→ WORK REQUIRED
Work through the data line by line, gathering every line that has the word "JSON".

··· RECORDED DATA ···

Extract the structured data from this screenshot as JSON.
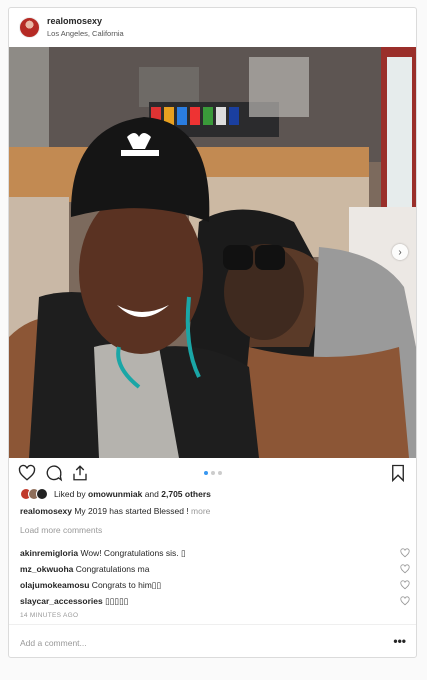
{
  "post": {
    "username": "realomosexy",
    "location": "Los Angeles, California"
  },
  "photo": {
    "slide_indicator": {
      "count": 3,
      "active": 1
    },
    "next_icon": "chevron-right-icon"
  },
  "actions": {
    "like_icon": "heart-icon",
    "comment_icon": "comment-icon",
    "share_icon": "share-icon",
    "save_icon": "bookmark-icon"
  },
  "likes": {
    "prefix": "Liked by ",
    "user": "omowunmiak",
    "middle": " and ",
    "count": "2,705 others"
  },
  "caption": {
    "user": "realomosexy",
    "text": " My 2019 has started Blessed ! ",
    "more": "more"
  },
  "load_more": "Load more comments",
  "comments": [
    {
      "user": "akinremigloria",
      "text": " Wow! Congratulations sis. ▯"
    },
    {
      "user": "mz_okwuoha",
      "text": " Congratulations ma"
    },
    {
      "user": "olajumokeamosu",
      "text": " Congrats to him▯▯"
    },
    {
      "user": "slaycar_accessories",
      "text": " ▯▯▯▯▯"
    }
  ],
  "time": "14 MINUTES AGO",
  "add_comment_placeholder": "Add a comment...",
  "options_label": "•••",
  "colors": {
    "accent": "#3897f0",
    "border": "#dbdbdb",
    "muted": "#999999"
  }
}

···
··· RECORDED DATA ···

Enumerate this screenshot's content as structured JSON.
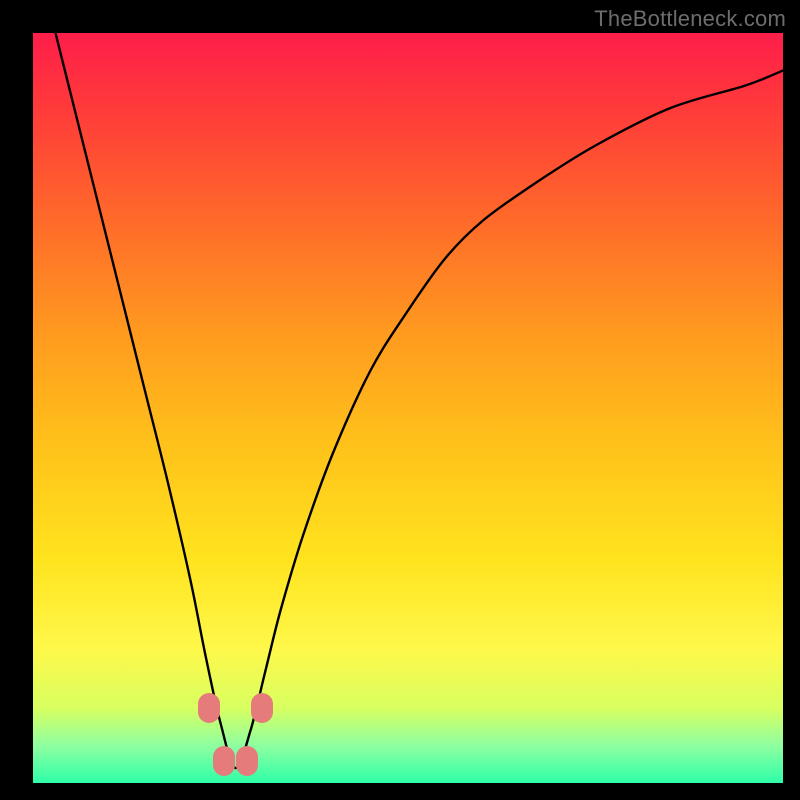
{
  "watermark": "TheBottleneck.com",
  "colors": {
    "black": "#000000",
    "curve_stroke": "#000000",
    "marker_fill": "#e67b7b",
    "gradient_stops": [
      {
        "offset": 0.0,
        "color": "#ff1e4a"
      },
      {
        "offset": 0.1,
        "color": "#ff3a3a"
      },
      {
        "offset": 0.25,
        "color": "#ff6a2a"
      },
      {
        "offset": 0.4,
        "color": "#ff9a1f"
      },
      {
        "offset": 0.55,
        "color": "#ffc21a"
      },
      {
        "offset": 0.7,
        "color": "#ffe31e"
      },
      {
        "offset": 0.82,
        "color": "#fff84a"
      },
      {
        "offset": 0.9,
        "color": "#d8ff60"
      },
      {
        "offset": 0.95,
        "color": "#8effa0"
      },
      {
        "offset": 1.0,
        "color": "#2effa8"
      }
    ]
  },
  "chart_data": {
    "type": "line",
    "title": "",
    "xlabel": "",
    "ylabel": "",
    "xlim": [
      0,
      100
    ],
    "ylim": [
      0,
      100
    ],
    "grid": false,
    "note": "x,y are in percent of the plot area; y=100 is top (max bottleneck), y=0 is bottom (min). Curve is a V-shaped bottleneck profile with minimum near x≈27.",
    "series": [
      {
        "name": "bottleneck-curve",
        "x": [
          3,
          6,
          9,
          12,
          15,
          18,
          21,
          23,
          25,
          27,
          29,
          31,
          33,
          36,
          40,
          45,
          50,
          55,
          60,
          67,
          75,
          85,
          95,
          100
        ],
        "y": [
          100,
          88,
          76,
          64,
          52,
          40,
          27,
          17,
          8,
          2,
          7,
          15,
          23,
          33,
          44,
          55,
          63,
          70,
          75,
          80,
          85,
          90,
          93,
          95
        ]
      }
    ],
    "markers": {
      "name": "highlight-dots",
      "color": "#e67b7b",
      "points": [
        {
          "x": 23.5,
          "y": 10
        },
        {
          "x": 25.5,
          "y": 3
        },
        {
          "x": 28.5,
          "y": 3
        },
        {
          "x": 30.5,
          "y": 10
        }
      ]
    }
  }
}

···

→ FULL SOLUTION
Extract the structured data from this screenshot as JSON.
Enumerate this screenshot's content as structured JSON.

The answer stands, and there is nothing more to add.